▶ Problem statement
Report back each line of the records that contains the string "podwórza".
━━━━━ Dataset entries
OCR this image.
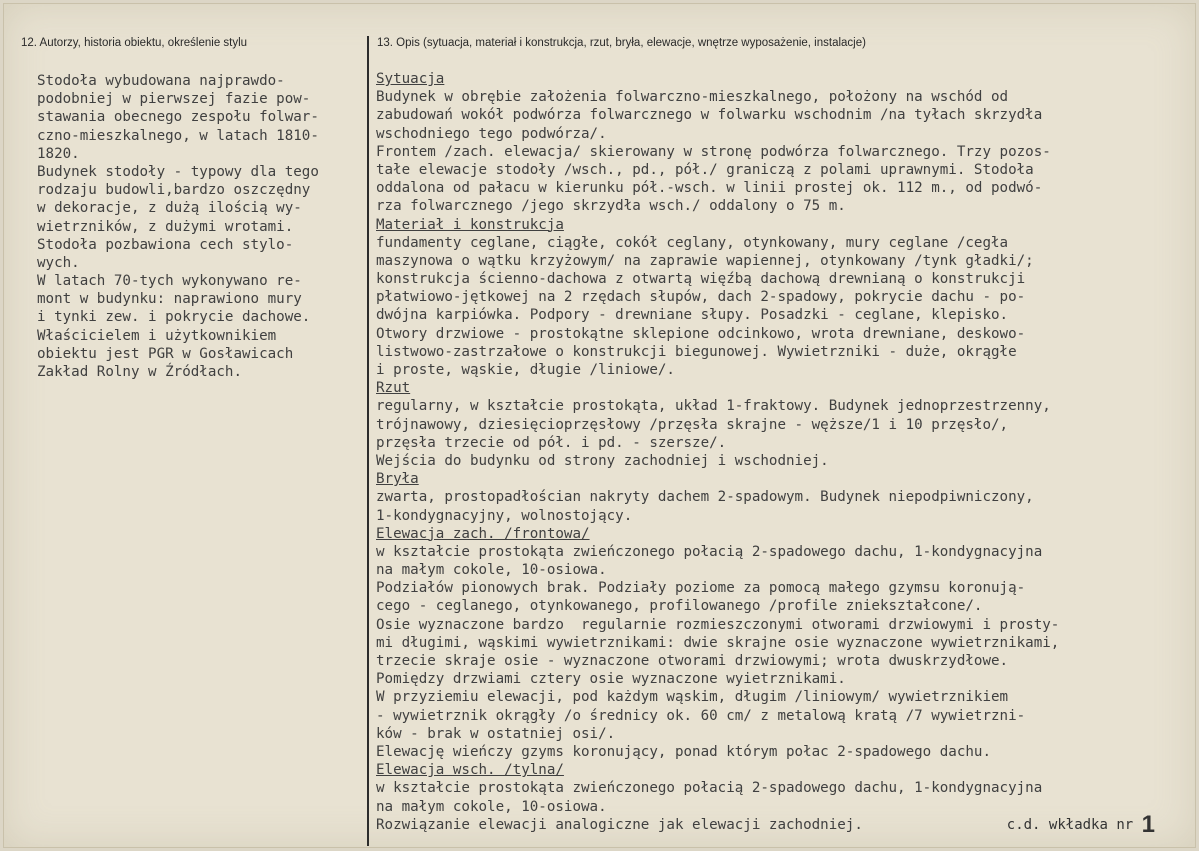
12. Autorzy, historia obiektu, określenie stylu	13. Opis (sytuacja, materiał i konstrukcja, rzut, bryła, elewacje, wnętrze wyposażenie, instalacje)
Stodoła wybudowana najprawdo-
podobniej w pierwszej fazie pow-
stawania obecnego zespołu folwar-
czno-mieszkalnego, w latach 1810-
1820.
Budynek stodoły - typowy dla tego
rodzaju budowli,bardzo oszczędny
w dekoracje, z dużą ilością wy-
wietrzników, z dużymi wrotami.
Stodoła pozbawiona cech stylo-
wych.
W latach 70-tych wykonywano re-
mont w budynku: naprawiono mury
i tynki zew. i pokrycie dachowe.
Właścicielem i użytkownikiem
obiektu jest PGR w Gosławicach
Zakład Rolny w Źródłach.
Sytuacja
Budynek w obrębie założenia folwarczno-mieszkalnego, położony na wschód od
zabudowań wokół podwórza folwarcznego w folwarku wschodnim /na tyłach skrzydła
wschodniego tego podwórza/.
Frontem /zach. elewacja/ skierowany w stronę podwórza folwarcznego. Trzy pozos-
tałe elewacje stodoły /wsch., pd., pół./ graniczą z polami uprawnymi. Stodoła
oddalona od pałacu w kierunku pół.-wsch. w linii prostej ok. 112 m., od podwó-
rza folwarcznego /jego skrzydła wsch./ oddalony o 75 m.
Materiał i konstrukcja
fundamenty ceglane, ciągłe, cokół ceglany, otynkowany, mury ceglane /cegła
maszynowa o wątku krzyżowym/ na zaprawie wapiennej, otynkowany /tynk gładki/;
konstrukcja ścienno-dachowa z otwartą więźbą dachową drewnianą o konstrukcji
płatwiowo-jętkowej na 2 rzędach słupów, dach 2-spadowy, pokrycie dachu - po-
dwójna karpiówka. Podpory - drewniane słupy. Posadzki - ceglane, klepisko.
Otwory drzwiowe - prostokątne sklepione odcinkowo, wrota drewniane, deskowo-
listwowo-zastrzałowe o konstrukcji biegunowej. Wywietrzniki - duże, okrągłe
i proste, wąskie, długie /liniowe/.
Rzut
regularny, w kształcie prostokąta, układ 1-fraktowy. Budynek jednoprzestrzenny,
trójnawowy, dziesięcioprzęsłowy /przęsła skrajne - węższe/1 i 10 przęsło/,
przęsła trzecie od pół. i pd. - szersze/.
Wejścia do budynku od strony zachodniej i wschodniej.
Bryła
zwarta, prostopadłościan nakryty dachem 2-spadowym. Budynek niepodpiwniczony,
1-kondygnacyjny, wolnostojący.
Elewacja zach. /frontowa/
w kształcie prostokąta zwieńczonego połacią 2-spadowego dachu, 1-kondygnacyjna
na małym cokole, 10-osiowa.
Podziałów pionowych brak. Podziały poziome za pomocą małego gzymsu koronują-
cego - ceglanego, otynkowanego, profilowanego /profile zniekształcone/.
Osie wyznaczone bardzo  regularnie rozmieszczonymi otworami drzwiowymi i prosty-
mi długimi, wąskimi wywietrznikami: dwie skrajne osie wyznaczone wywietrznikami,
trzecie skraje osie - wyznaczone otworami drzwiowymi; wrota dwuskrzydłowe.
Pomiędzy drzwiami cztery osie wyznaczone wyietrznikami.
W przyziemiu elewacji, pod każdym wąskim, długim /liniowym/ wywietrznikiem
- wywietrznik okrągły /o średnicy ok. 60 cm/ z metalową kratą /7 wywietrzni-
ków - brak w ostatniej osi/.
Elewację wieńczy gzyms koronujący, ponad którym połac 2-spadowego dachu.
Elewacja wsch. /tylna/
w kształcie prostokąta zwieńczonego połacią 2-spadowego dachu, 1-kondygnacyjna
na małym cokole, 10-osiowa.
Rozwiązanie elewacji analogiczne jak elewacji zachodniej.	c.d. wkładka nr 1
━━━━━━━━━━
▶ Response
zabudowań wokół podwórza folwarcznego w folwarku wschodnim /na tyłach skrzydła
wschodniego tego podwórza/.
Frontem /zach. elewacja/ skierowany w stronę podwórza folwarcznego. Trzy pozos-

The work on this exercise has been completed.